> THE REQUEST:
Transcribe the full listing exactly, and drop every picture.

=== RECORDS SUPPLIED ===

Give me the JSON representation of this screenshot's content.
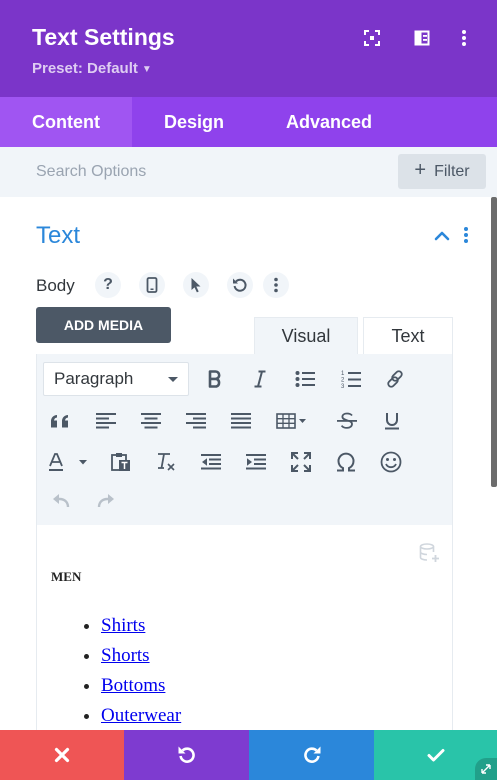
{
  "header": {
    "title": "Text Settings",
    "preset": "Preset: Default"
  },
  "tabs": [
    {
      "label": "Content",
      "active": true
    },
    {
      "label": "Design",
      "active": false
    },
    {
      "label": "Advanced",
      "active": false
    }
  ],
  "search": {
    "placeholder": "Search Options",
    "filter_label": "Filter"
  },
  "section": {
    "title": "Text",
    "field_label": "Body",
    "help": "?"
  },
  "editor": {
    "add_media": "ADD MEDIA",
    "tab_visual": "Visual",
    "tab_text": "Text",
    "format_select": "Paragraph",
    "content_heading": "MEN",
    "content_items": [
      "Shirts",
      "Shorts",
      "Bottoms",
      "Outerwear"
    ]
  },
  "colors": {
    "header_bg": "#7b35c9",
    "tabs_bg": "#8f42ec",
    "accent_blue": "#2b87da",
    "cancel": "#ef5555",
    "undo": "#7e3bd0",
    "redo": "#2b87da",
    "save": "#29c4a9"
  }
}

===

> FINISHED ANSWER:
Give me the JSON representation of this screenshot's content.
{
  "header": {
    "title": "Text Settings",
    "preset": "Preset: Default"
  },
  "tabs": [
    {
      "label": "Content",
      "active": true
    },
    {
      "label": "Design",
      "active": false
    },
    {
      "label": "Advanced",
      "active": false
    }
  ],
  "search": {
    "placeholder": "Search Options",
    "filter_label": "Filter"
  },
  "section": {
    "title": "Text",
    "field_label": "Body",
    "help": "?"
  },
  "editor": {
    "add_media": "ADD MEDIA",
    "tab_visual": "Visual",
    "tab_text": "Text",
    "format_select": "Paragraph",
    "content_heading": "MEN",
    "content_items": [
      "Shirts",
      "Shorts",
      "Bottoms",
      "Outerwear"
    ]
  },
  "colors": {
    "header_bg": "#7b35c9",
    "tabs_bg": "#8f42ec",
    "accent_blue": "#2b87da",
    "cancel": "#ef5555",
    "undo": "#7e3bd0",
    "redo": "#2b87da",
    "save": "#29c4a9"
  }
}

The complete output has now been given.